(Dataset rows)
* * * * * * *
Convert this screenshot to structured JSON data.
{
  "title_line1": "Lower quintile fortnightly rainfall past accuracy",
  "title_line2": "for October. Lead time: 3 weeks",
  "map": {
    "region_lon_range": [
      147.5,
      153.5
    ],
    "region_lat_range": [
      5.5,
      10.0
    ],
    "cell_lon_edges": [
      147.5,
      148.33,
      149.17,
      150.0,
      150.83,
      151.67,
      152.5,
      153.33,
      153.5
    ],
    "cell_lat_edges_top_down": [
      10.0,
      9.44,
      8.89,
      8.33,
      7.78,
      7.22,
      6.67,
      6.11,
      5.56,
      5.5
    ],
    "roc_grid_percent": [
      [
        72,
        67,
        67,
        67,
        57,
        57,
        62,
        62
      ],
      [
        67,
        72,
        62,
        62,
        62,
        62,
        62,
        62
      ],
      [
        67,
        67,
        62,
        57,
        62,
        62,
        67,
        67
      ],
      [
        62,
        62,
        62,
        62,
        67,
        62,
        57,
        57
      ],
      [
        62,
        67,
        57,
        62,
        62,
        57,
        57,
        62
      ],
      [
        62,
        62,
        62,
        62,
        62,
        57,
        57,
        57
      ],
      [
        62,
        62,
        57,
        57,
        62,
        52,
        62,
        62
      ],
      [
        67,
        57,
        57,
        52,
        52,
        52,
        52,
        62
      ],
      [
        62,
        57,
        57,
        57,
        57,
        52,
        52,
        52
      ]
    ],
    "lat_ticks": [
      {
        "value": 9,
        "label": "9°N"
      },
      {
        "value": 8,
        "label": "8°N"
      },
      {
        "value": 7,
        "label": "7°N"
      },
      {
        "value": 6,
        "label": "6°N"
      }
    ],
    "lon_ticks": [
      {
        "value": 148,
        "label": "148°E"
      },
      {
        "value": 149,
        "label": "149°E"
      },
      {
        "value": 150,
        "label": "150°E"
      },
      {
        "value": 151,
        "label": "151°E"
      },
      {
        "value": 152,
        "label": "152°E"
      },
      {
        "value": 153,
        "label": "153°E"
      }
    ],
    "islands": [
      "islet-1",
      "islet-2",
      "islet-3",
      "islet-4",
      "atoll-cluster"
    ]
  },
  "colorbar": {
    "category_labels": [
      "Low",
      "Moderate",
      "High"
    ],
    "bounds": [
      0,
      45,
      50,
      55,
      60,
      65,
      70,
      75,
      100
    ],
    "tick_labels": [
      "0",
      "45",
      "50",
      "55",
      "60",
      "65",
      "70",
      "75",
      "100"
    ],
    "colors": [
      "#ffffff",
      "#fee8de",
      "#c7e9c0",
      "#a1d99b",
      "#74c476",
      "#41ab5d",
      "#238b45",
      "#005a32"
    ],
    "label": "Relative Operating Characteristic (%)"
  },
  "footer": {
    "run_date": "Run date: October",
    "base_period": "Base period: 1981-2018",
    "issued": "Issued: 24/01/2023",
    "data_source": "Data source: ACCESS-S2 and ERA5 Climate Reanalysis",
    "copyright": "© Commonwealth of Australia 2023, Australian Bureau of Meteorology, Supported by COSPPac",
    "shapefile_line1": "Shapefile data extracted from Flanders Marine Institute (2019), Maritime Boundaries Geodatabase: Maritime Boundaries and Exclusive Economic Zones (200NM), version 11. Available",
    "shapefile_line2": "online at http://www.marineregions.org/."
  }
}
* * * * * * *
Retype all of the data shown above, word for word.

Response to this exercise —
Convert this screenshot to structured JSON data.
{
  "title_line1": "Lower quintile fortnightly rainfall past accuracy",
  "title_line2": "for October. Lead time: 3 weeks",
  "map": {
    "region_lon_range": [
      147.5,
      153.5
    ],
    "region_lat_range": [
      5.5,
      10.0
    ],
    "cell_lon_edges": [
      147.5,
      148.33,
      149.17,
      150.0,
      150.83,
      151.67,
      152.5,
      153.33,
      153.5
    ],
    "cell_lat_edges_top_down": [
      10.0,
      9.44,
      8.89,
      8.33,
      7.78,
      7.22,
      6.67,
      6.11,
      5.56,
      5.5
    ],
    "roc_grid_percent": [
      [
        72,
        67,
        67,
        67,
        57,
        57,
        62,
        62
      ],
      [
        67,
        72,
        62,
        62,
        62,
        62,
        62,
        62
      ],
      [
        67,
        67,
        62,
        57,
        62,
        62,
        67,
        67
      ],
      [
        62,
        62,
        62,
        62,
        67,
        62,
        57,
        57
      ],
      [
        62,
        67,
        57,
        62,
        62,
        57,
        57,
        62
      ],
      [
        62,
        62,
        62,
        62,
        62,
        57,
        57,
        57
      ],
      [
        62,
        62,
        57,
        57,
        62,
        52,
        62,
        62
      ],
      [
        67,
        57,
        57,
        52,
        52,
        52,
        52,
        62
      ],
      [
        62,
        57,
        57,
        57,
        57,
        52,
        52,
        52
      ]
    ],
    "lat_ticks": [
      {
        "value": 9,
        "label": "9°N"
      },
      {
        "value": 8,
        "label": "8°N"
      },
      {
        "value": 7,
        "label": "7°N"
      },
      {
        "value": 6,
        "label": "6°N"
      }
    ],
    "lon_ticks": [
      {
        "value": 148,
        "label": "148°E"
      },
      {
        "value": 149,
        "label": "149°E"
      },
      {
        "value": 150,
        "label": "150°E"
      },
      {
        "value": 151,
        "label": "151°E"
      },
      {
        "value": 152,
        "label": "152°E"
      },
      {
        "value": 153,
        "label": "153°E"
      }
    ],
    "islands": [
      "islet-1",
      "islet-2",
      "islet-3",
      "islet-4",
      "atoll-cluster"
    ]
  },
  "colorbar": {
    "category_labels": [
      "Low",
      "Moderate",
      "High"
    ],
    "bounds": [
      0,
      45,
      50,
      55,
      60,
      65,
      70,
      75,
      100
    ],
    "tick_labels": [
      "0",
      "45",
      "50",
      "55",
      "60",
      "65",
      "70",
      "75",
      "100"
    ],
    "colors": [
      "#ffffff",
      "#fee8de",
      "#c7e9c0",
      "#a1d99b",
      "#74c476",
      "#41ab5d",
      "#238b45",
      "#005a32"
    ],
    "label": "Relative Operating Characteristic (%)"
  },
  "footer": {
    "run_date": "Run date: October",
    "base_period": "Base period: 1981-2018",
    "issued": "Issued: 24/01/2023",
    "data_source": "Data source: ACCESS-S2 and ERA5 Climate Reanalysis",
    "copyright": "© Commonwealth of Australia 2023, Australian Bureau of Meteorology, Supported by COSPPac",
    "shapefile_line1": "Shapefile data extracted from Flanders Marine Institute (2019), Maritime Boundaries Geodatabase: Maritime Boundaries and Exclusive Economic Zones (200NM), version 11. Available",
    "shapefile_line2": "online at http://www.marineregions.org/."
  }
}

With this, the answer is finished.